** start of Raw records **

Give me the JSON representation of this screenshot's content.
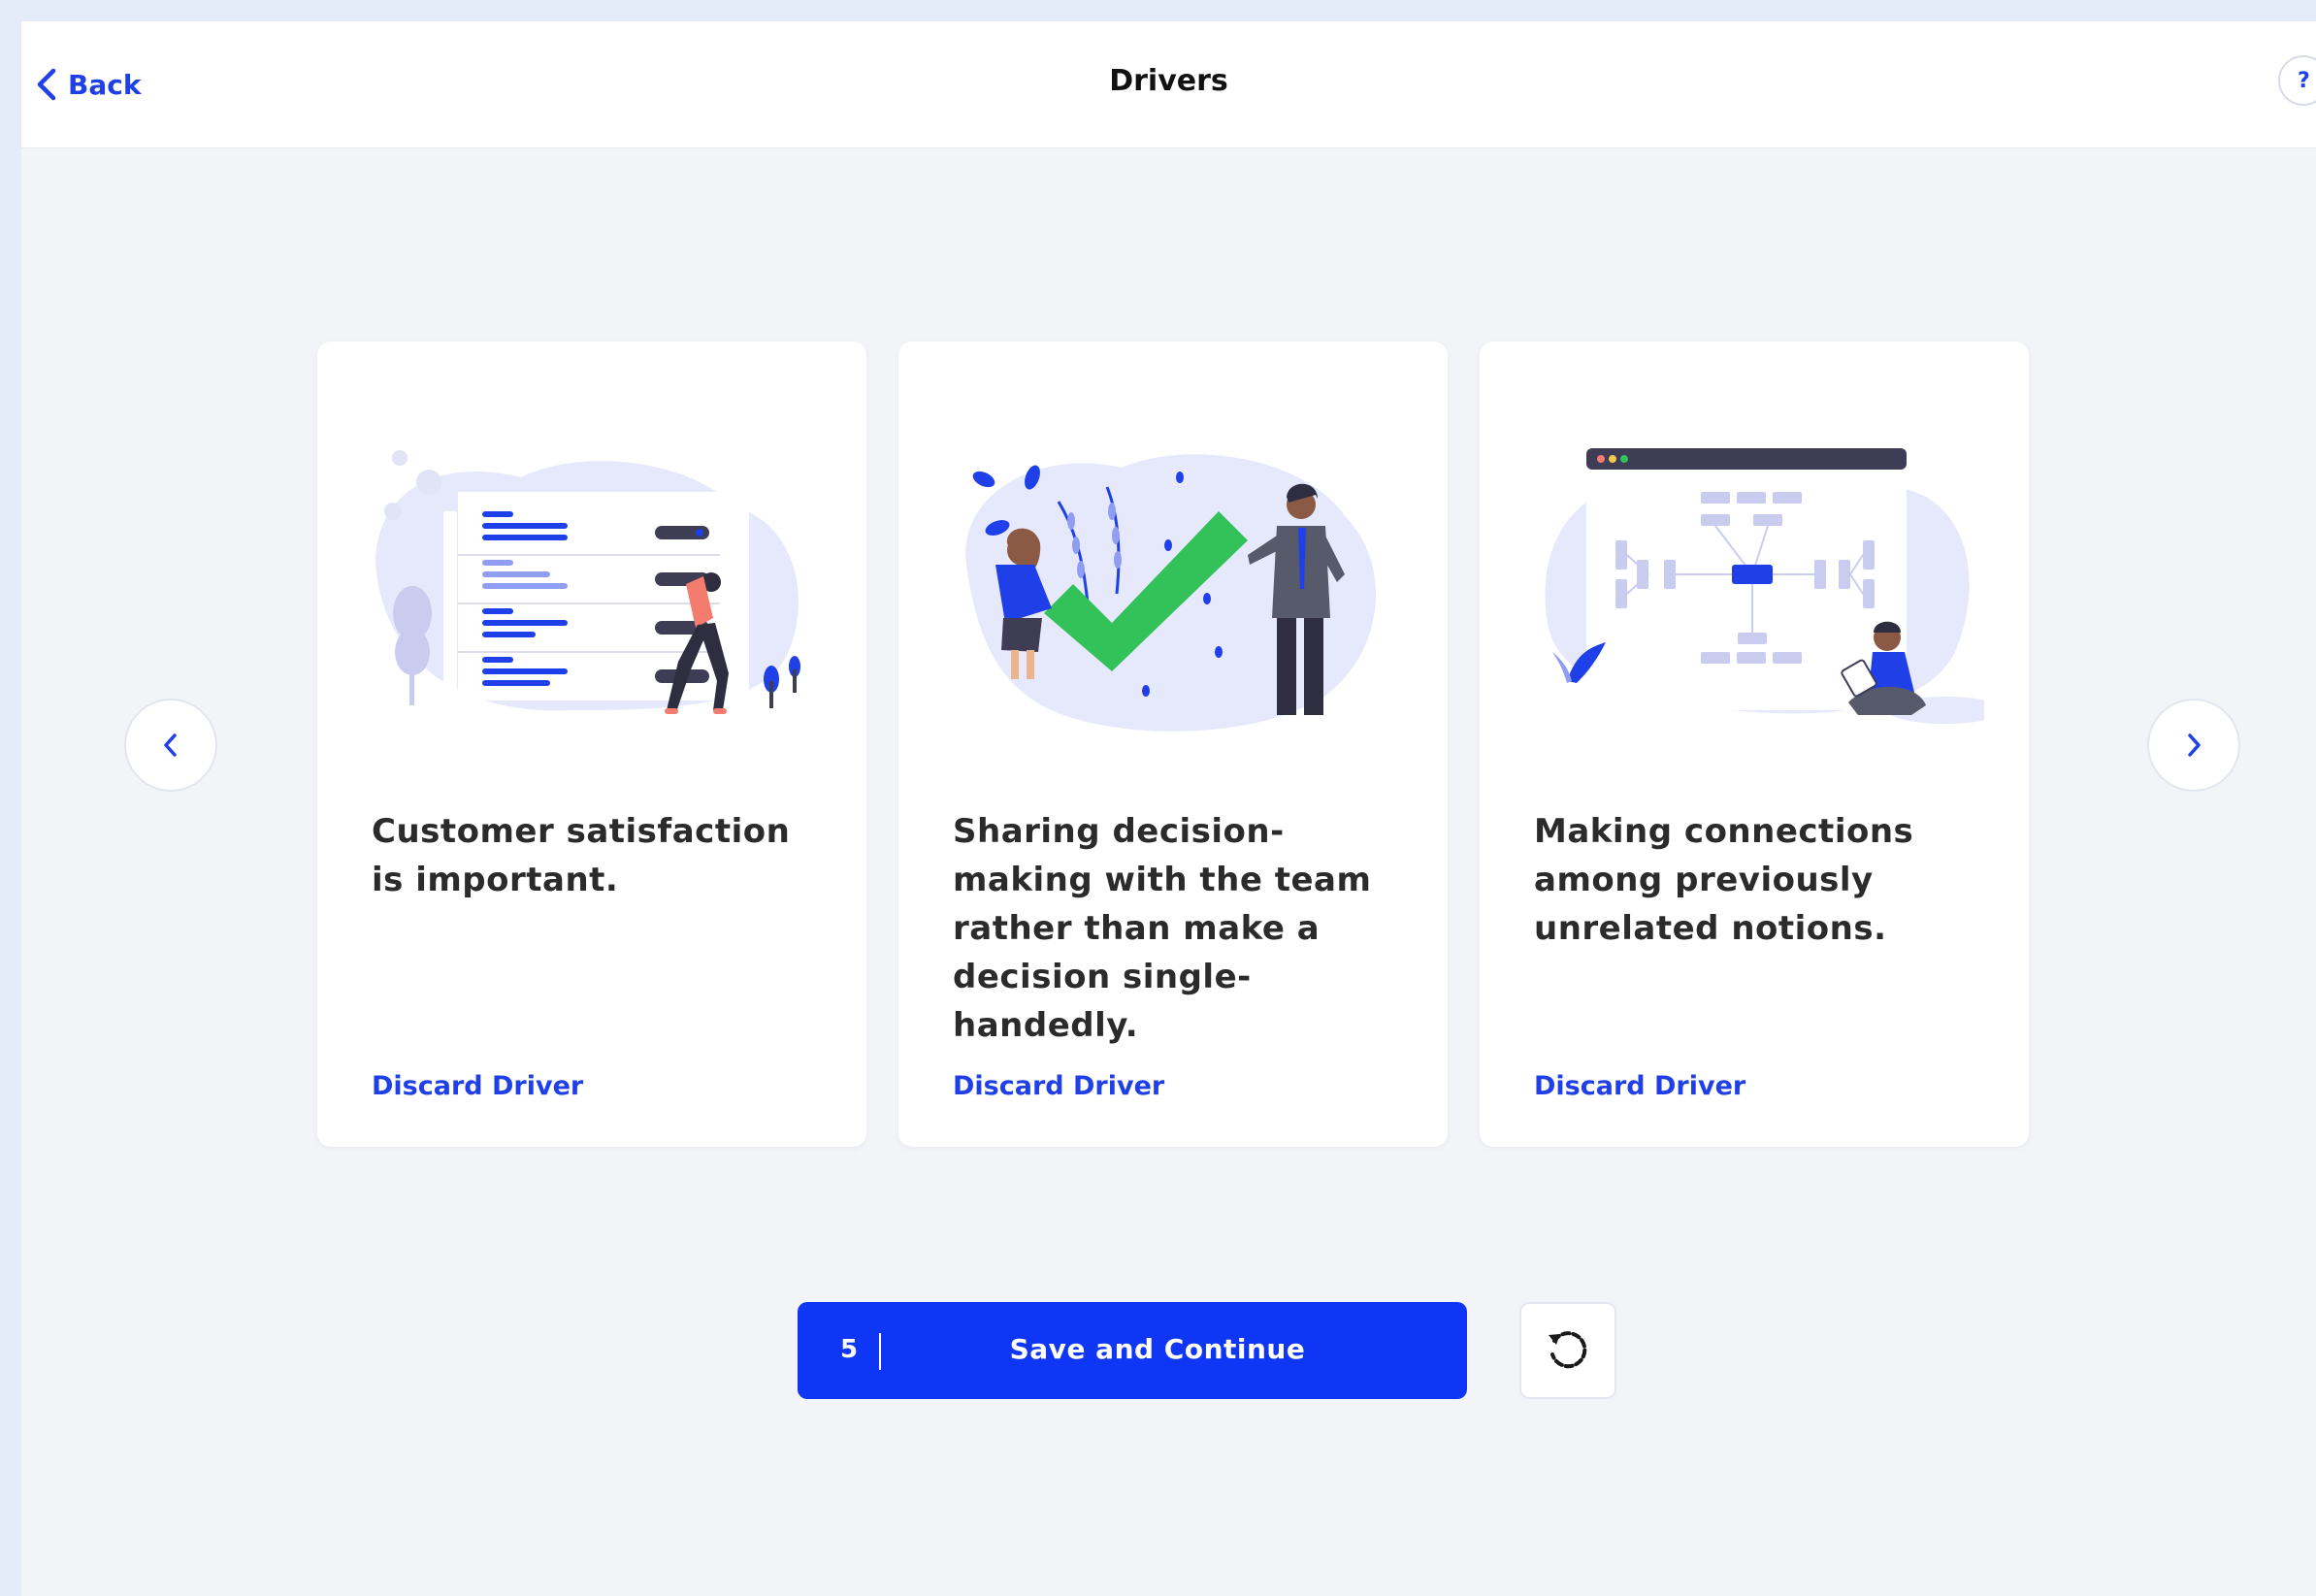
{
  "header": {
    "back_label": "Back",
    "title": "Drivers",
    "help_label": "?"
  },
  "cards": [
    {
      "text": "Customer satisfaction is important.",
      "discard_label": "Discard Driver"
    },
    {
      "text": "Sharing decision-making with the team rather than make a decision single-handedly.",
      "discard_label": "Discard Driver"
    },
    {
      "text": "Making connections among previously unrelated notions.",
      "discard_label": "Discard Driver"
    }
  ],
  "footer": {
    "count": "5",
    "save_label": "Save and Continue"
  },
  "icons": {
    "back": "chevron-left-icon",
    "prev": "chevron-left-icon",
    "next": "chevron-right-icon",
    "reset": "reset-icon",
    "help": "help-icon"
  },
  "colors": {
    "accent": "#0f36f5",
    "link": "#1f3fe8",
    "background": "#f3f4f8",
    "card": "#ffffff",
    "check_green": "#33c15a"
  }
}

** end of Raw records **

_Task details_
Write out the records above once more, word for word, with no pictures.

_Output_
Give me the JSON representation of this screenshot's content.
{
  "header": {
    "back_label": "Back",
    "title": "Drivers",
    "help_label": "?"
  },
  "cards": [
    {
      "text": "Customer satisfaction is important.",
      "discard_label": "Discard Driver"
    },
    {
      "text": "Sharing decision-making with the team rather than make a decision single-handedly.",
      "discard_label": "Discard Driver"
    },
    {
      "text": "Making connections among previously unrelated notions.",
      "discard_label": "Discard Driver"
    }
  ],
  "footer": {
    "count": "5",
    "save_label": "Save and Continue"
  },
  "icons": {
    "back": "chevron-left-icon",
    "prev": "chevron-left-icon",
    "next": "chevron-right-icon",
    "reset": "reset-icon",
    "help": "help-icon"
  },
  "colors": {
    "accent": "#0f36f5",
    "link": "#1f3fe8",
    "background": "#f3f4f8",
    "card": "#ffffff",
    "check_green": "#33c15a"
  }
}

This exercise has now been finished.